* Exercise materials:
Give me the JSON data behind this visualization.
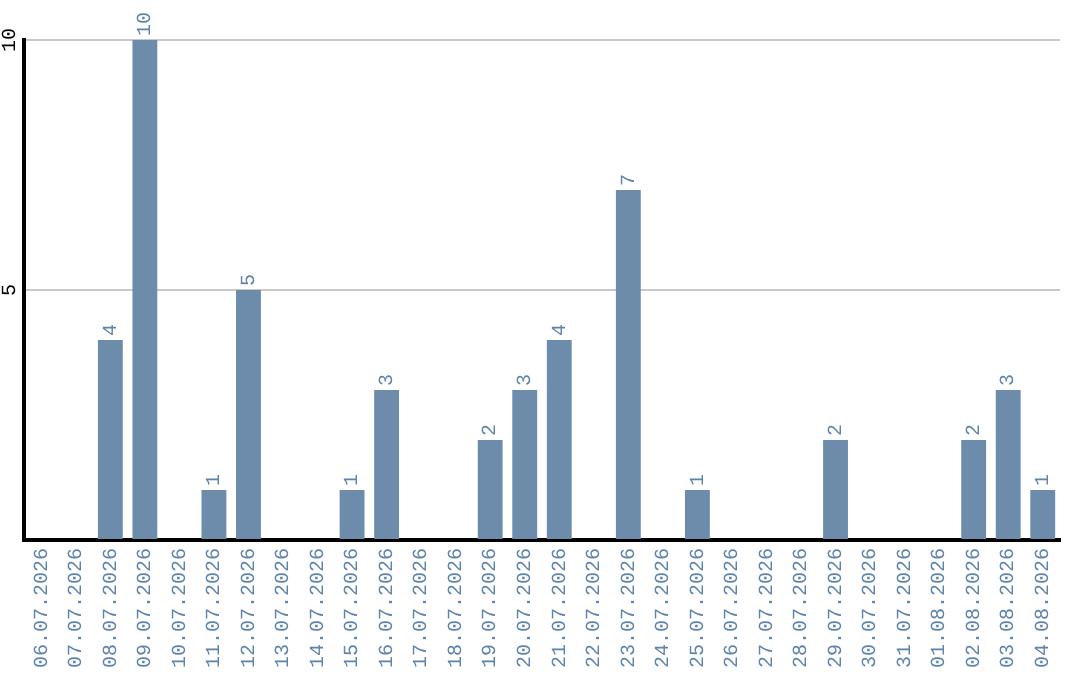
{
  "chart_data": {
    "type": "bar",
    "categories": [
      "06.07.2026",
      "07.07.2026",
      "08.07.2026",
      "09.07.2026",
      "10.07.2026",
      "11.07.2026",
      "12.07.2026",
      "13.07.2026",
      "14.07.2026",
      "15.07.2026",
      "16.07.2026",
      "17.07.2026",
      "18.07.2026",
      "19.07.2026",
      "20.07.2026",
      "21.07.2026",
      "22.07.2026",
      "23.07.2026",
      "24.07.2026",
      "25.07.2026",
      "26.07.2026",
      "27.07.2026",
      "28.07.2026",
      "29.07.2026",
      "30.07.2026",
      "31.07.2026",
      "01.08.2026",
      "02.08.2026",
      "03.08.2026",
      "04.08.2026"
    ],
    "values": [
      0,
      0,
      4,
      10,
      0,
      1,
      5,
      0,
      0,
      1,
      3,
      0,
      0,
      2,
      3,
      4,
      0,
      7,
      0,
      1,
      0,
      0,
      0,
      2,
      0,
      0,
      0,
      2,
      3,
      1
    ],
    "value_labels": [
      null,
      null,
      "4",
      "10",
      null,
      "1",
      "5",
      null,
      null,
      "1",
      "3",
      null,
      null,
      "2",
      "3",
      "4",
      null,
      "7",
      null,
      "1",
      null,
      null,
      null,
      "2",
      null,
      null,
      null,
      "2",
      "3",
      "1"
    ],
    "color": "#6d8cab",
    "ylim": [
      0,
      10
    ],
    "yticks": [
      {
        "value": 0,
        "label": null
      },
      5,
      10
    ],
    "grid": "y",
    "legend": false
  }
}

* Exercise goal:
Pictures in the data above should not be copied; transcribe everything else exactly.

* Problem solution:
Give me the JSON data behind this visualization.
{
  "chart_data": {
    "type": "bar",
    "categories": [
      "06.07.2026",
      "07.07.2026",
      "08.07.2026",
      "09.07.2026",
      "10.07.2026",
      "11.07.2026",
      "12.07.2026",
      "13.07.2026",
      "14.07.2026",
      "15.07.2026",
      "16.07.2026",
      "17.07.2026",
      "18.07.2026",
      "19.07.2026",
      "20.07.2026",
      "21.07.2026",
      "22.07.2026",
      "23.07.2026",
      "24.07.2026",
      "25.07.2026",
      "26.07.2026",
      "27.07.2026",
      "28.07.2026",
      "29.07.2026",
      "30.07.2026",
      "31.07.2026",
      "01.08.2026",
      "02.08.2026",
      "03.08.2026",
      "04.08.2026"
    ],
    "values": [
      0,
      0,
      4,
      10,
      0,
      1,
      5,
      0,
      0,
      1,
      3,
      0,
      0,
      2,
      3,
      4,
      0,
      7,
      0,
      1,
      0,
      0,
      0,
      2,
      0,
      0,
      0,
      2,
      3,
      1
    ],
    "value_labels": [
      null,
      null,
      "4",
      "10",
      null,
      "1",
      "5",
      null,
      null,
      "1",
      "3",
      null,
      null,
      "2",
      "3",
      "4",
      null,
      "7",
      null,
      "1",
      null,
      null,
      null,
      "2",
      null,
      null,
      null,
      "2",
      "3",
      "1"
    ],
    "color": "#6d8cab",
    "ylim": [
      0,
      10
    ],
    "yticks": [
      {
        "value": 0,
        "label": null
      },
      5,
      10
    ],
    "grid": "y",
    "legend": false
  }
}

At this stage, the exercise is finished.